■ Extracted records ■
--------

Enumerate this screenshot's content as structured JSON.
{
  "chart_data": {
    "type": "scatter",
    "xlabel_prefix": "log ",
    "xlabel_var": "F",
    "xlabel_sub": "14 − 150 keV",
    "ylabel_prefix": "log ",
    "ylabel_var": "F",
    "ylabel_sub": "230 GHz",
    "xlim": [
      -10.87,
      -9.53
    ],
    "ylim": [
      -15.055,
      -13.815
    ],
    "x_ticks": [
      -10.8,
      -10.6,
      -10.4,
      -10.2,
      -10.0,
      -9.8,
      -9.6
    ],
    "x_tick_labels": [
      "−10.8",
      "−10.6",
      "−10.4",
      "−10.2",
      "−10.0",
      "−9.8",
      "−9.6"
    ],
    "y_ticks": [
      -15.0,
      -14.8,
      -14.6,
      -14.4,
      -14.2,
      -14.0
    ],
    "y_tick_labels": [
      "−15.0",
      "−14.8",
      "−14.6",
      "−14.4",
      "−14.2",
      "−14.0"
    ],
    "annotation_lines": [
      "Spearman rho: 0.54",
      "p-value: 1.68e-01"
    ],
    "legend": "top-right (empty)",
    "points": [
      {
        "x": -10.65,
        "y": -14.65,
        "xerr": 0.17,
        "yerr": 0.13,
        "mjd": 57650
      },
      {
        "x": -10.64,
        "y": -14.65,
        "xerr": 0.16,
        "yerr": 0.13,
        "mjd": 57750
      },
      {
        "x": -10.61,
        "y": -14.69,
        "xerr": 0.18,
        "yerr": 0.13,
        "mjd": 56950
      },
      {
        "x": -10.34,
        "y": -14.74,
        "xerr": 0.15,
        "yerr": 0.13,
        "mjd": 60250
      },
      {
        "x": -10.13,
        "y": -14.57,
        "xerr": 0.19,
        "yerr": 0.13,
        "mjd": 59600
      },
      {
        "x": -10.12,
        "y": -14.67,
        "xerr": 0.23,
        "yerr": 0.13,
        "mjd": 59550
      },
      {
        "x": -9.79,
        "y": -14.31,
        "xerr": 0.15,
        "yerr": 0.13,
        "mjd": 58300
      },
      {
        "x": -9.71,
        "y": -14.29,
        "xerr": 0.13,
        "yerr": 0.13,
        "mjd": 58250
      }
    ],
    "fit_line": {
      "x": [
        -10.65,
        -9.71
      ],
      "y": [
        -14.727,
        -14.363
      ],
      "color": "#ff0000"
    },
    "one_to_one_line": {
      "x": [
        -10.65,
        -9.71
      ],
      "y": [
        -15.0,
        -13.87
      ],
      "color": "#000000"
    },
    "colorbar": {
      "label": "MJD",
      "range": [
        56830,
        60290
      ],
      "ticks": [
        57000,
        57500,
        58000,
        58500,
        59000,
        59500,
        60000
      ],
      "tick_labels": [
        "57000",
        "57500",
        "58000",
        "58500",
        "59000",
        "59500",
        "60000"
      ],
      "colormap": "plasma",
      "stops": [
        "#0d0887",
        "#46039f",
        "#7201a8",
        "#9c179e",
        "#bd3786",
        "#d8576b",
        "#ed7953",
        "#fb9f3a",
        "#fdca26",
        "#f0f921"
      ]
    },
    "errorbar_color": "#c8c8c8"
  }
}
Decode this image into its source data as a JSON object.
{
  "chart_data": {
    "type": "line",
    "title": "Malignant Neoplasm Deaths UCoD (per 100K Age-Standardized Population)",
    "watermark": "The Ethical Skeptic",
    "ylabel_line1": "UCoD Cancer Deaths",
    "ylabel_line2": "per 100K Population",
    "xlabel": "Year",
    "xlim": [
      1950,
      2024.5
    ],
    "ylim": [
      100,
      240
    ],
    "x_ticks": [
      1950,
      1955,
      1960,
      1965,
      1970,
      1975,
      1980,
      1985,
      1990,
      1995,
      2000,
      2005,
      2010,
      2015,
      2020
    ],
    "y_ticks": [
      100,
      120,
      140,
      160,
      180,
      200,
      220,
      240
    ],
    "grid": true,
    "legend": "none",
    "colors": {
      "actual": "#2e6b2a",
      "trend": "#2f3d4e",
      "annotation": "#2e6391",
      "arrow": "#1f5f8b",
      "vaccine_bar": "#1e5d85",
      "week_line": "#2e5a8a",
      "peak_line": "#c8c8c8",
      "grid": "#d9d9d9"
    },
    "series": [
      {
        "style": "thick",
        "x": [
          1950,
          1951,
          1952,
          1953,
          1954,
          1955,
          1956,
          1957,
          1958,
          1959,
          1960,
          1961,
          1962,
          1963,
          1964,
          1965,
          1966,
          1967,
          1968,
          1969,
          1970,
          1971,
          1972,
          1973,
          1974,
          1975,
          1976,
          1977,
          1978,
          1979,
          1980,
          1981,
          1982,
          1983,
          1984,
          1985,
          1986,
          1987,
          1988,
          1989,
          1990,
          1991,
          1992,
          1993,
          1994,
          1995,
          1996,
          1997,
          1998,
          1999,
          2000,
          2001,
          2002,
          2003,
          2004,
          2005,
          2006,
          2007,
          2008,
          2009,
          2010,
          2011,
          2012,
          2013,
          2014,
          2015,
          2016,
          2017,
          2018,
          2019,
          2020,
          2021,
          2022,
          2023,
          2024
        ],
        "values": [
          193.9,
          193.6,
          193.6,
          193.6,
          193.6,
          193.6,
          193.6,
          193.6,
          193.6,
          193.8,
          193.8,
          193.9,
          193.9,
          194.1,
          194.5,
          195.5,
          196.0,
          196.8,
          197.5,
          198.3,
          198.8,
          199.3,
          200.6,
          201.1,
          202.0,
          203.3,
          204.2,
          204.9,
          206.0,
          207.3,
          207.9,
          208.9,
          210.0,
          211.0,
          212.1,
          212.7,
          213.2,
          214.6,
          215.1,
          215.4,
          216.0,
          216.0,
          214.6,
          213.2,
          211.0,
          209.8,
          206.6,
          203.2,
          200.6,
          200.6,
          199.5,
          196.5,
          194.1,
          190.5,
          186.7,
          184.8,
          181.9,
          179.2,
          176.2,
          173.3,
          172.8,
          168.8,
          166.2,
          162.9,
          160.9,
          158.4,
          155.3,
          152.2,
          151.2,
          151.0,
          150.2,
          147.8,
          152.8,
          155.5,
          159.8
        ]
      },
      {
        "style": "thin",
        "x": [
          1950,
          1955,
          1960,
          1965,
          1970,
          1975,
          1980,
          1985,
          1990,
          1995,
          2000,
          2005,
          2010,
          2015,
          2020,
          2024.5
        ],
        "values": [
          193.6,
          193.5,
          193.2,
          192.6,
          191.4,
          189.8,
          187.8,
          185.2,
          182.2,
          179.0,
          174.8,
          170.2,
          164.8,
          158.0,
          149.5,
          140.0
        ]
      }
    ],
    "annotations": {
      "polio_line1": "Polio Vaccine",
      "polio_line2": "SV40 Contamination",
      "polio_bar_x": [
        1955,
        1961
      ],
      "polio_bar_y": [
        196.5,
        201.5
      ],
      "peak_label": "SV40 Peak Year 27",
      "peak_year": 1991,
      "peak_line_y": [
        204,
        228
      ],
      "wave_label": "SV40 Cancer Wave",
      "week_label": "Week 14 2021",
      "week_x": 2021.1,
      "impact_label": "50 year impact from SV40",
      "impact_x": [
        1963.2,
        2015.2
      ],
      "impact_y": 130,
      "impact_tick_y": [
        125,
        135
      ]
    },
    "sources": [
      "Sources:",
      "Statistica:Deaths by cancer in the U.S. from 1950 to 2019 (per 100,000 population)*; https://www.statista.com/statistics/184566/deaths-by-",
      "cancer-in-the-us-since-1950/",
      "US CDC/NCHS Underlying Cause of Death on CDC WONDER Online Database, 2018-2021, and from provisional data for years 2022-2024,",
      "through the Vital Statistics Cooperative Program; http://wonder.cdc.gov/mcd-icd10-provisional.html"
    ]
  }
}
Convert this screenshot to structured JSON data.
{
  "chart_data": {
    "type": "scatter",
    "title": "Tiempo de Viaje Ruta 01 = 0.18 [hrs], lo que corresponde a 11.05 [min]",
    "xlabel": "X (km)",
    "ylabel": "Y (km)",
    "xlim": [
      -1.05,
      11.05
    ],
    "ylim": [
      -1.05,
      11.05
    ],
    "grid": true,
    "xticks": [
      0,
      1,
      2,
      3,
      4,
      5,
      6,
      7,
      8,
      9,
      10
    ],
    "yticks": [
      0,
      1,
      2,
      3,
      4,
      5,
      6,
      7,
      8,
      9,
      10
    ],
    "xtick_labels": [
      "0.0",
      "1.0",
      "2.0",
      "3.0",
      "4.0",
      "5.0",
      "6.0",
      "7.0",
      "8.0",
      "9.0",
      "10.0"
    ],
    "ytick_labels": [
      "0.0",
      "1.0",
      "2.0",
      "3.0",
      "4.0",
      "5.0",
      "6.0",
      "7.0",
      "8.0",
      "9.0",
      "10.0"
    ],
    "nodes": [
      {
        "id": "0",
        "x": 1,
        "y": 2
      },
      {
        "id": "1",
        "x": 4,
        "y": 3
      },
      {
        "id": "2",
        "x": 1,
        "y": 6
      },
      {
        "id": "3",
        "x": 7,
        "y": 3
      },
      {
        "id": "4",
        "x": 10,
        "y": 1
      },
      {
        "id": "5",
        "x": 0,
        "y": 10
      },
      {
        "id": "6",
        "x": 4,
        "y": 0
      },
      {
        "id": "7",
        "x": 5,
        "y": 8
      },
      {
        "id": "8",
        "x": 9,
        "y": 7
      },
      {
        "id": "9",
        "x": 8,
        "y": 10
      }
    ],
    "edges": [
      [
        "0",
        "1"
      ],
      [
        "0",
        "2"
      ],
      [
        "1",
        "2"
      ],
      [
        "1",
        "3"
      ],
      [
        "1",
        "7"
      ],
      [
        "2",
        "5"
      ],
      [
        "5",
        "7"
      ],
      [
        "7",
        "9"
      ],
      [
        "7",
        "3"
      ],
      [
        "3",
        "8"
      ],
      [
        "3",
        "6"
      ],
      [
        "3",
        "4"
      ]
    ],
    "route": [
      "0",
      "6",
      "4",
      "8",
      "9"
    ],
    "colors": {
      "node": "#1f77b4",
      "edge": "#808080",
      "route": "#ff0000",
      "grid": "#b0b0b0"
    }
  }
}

--------

■ Job ■
Which lines contain the word "UCoD"? Copy each of them.

■ Answer ■
    "title": "Malignant Neoplasm Deaths UCoD (per 100K Age-Standardized Population)",
    "ylabel_line1": "UCoD Cancer Deaths",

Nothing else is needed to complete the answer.